Return the items unchanged, starting at their first line and ending at the line containing "legend-label: 200 µm", with both of those lines included.

── GIVEN INFORMATION ──

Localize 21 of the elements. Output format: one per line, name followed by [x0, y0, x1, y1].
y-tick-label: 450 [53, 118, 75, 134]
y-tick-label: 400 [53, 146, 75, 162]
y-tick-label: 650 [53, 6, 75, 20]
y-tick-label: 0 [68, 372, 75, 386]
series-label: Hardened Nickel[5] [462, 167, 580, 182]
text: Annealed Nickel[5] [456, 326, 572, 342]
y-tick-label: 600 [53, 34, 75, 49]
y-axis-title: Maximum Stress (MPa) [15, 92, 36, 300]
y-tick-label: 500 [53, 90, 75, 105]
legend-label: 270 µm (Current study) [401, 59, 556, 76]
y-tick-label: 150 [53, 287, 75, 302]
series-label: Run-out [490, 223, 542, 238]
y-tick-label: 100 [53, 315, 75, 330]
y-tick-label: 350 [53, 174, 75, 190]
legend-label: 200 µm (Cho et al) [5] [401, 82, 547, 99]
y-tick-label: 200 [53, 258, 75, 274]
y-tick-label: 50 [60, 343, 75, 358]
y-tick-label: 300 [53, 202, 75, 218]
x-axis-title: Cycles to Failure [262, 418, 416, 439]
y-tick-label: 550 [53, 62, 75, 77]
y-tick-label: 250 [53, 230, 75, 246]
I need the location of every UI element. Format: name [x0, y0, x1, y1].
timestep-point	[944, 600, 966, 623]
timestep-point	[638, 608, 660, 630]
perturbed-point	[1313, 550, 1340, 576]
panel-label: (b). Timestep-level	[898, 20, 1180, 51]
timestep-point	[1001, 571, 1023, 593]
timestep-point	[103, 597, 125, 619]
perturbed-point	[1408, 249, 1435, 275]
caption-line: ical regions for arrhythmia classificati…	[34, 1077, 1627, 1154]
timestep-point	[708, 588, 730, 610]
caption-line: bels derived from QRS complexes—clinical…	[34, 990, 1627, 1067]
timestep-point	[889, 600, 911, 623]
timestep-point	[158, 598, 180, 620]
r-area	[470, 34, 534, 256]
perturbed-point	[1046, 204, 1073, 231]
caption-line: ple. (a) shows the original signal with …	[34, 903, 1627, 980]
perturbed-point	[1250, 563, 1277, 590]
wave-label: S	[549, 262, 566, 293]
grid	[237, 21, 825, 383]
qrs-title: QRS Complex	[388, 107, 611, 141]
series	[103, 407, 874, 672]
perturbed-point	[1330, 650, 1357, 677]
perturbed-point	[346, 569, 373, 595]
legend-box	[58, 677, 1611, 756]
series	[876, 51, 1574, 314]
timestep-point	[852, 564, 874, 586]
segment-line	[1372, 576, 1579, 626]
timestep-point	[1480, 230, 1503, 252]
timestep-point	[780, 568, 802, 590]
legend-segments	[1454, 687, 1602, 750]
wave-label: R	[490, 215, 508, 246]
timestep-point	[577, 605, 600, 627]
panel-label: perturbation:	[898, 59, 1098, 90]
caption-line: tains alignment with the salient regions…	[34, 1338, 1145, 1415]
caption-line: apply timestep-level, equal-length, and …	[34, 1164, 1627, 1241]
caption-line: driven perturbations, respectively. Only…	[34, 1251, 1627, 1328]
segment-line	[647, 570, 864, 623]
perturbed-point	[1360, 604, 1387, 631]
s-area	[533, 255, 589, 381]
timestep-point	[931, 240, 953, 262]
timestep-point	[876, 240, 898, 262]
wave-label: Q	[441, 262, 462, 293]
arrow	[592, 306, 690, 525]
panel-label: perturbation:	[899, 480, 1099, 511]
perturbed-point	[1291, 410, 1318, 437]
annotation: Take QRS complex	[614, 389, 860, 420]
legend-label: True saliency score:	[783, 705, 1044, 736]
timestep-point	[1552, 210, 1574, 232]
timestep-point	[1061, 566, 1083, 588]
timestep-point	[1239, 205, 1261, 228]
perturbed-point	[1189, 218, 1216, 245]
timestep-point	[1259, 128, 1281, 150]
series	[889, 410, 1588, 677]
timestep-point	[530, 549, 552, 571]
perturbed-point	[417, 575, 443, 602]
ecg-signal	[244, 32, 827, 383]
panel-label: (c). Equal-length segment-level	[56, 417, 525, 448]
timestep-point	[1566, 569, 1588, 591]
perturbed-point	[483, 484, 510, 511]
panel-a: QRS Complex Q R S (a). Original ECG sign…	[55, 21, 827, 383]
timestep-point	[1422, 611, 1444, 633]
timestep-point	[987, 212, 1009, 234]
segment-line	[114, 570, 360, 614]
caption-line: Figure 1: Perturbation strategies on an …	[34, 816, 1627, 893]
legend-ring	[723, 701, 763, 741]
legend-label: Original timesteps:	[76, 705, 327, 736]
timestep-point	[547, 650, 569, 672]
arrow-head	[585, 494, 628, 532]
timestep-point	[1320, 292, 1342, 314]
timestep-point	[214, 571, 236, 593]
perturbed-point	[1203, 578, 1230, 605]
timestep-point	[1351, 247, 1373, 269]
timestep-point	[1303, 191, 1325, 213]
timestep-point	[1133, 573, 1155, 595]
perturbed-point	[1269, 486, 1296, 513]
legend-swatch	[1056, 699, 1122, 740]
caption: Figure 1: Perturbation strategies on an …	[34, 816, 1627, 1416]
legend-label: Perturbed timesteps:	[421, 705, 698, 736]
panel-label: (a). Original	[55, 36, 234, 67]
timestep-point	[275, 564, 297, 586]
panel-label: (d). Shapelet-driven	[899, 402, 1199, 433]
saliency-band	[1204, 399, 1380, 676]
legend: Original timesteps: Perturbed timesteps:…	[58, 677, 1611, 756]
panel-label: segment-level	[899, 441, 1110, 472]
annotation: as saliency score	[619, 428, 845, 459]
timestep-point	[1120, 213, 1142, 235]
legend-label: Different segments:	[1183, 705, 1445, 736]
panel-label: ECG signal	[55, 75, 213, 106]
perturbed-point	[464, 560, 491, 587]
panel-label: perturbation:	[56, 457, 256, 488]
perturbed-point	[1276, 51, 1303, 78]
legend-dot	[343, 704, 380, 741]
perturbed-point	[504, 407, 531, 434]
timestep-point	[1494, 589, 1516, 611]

───

◆ OUTPUT BELOW ◆
Localize 21 of the elements. Output format: one per line, name followed by [x0, y0, x1, y1].
y-tick-label: 450 [53, 118, 75, 134]
y-tick-label: 400 [53, 146, 75, 162]
y-tick-label: 650 [53, 6, 75, 20]
y-tick-label: 0 [68, 372, 75, 386]
series-label: Hardened Nickel[5] [462, 167, 580, 182]
text: Annealed Nickel[5] [456, 326, 572, 342]
y-tick-label: 600 [53, 34, 75, 49]
y-axis-title: Maximum Stress (MPa) [15, 92, 36, 300]
y-tick-label: 500 [53, 90, 75, 105]
legend-label: 270 µm (Current study) [401, 59, 556, 76]
y-tick-label: 150 [53, 287, 75, 302]
series-label: Run-out [490, 223, 542, 238]
y-tick-label: 100 [53, 315, 75, 330]
y-tick-label: 350 [53, 174, 75, 190]
legend-label: 200 µm (Cho et al) [5] [401, 82, 547, 99]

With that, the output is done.